## What the exercise asks
In the data below, locate each line with the word "image" and list it.

## Available data
[Begin]
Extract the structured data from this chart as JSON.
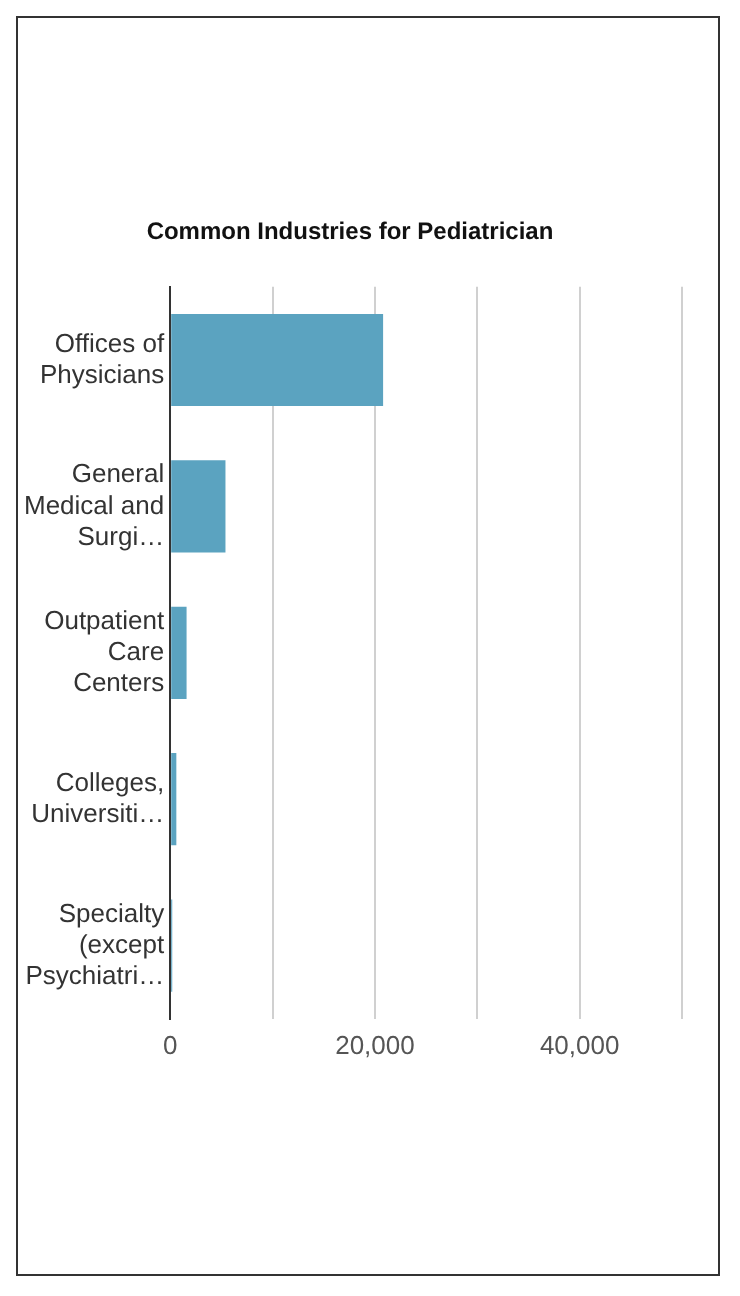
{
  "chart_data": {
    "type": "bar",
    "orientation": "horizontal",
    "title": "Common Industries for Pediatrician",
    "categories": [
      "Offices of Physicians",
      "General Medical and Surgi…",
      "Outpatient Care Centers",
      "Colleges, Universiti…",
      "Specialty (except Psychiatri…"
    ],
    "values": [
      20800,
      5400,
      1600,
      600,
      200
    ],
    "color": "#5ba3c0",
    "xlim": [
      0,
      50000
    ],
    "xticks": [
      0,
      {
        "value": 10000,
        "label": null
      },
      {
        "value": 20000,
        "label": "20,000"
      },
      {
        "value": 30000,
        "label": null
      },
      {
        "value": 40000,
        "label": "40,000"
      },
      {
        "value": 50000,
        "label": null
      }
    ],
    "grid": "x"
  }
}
[End]
[Begin]
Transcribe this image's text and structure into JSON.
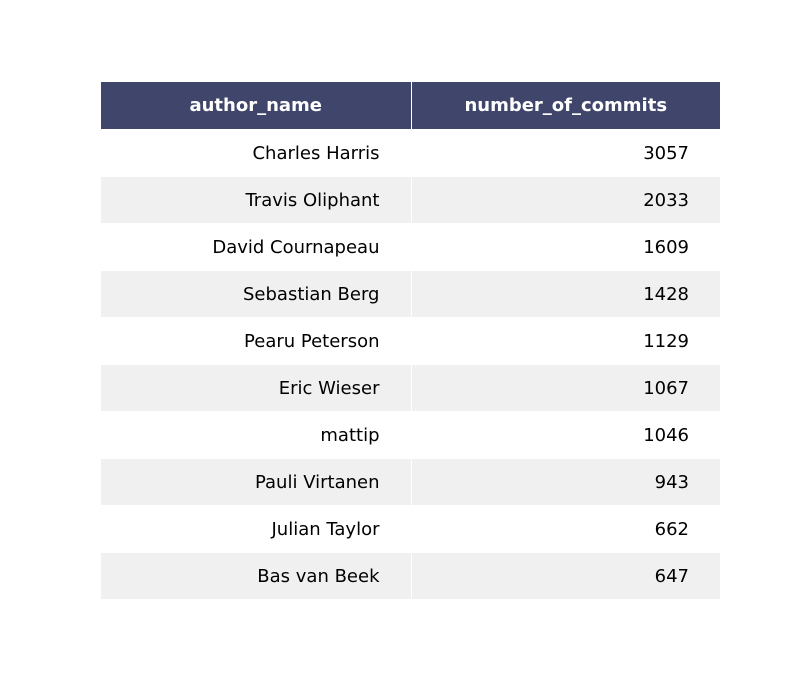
[End]
[Begin]
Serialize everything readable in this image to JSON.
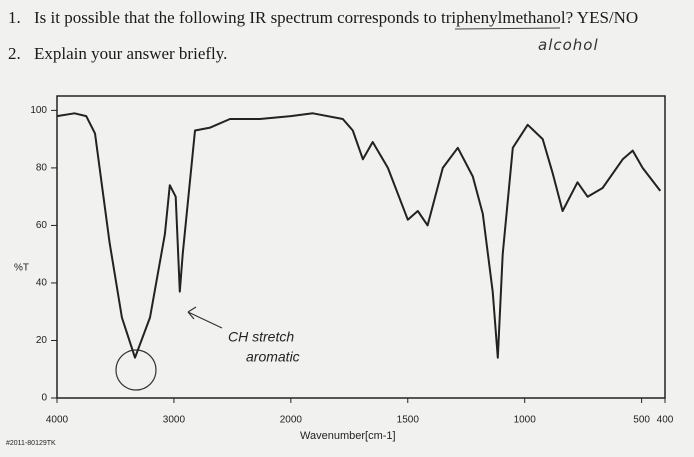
[End]
## Expected answer
Transcribe this image's text and structure into JSON.
Serialize everything readable in this image to JSON.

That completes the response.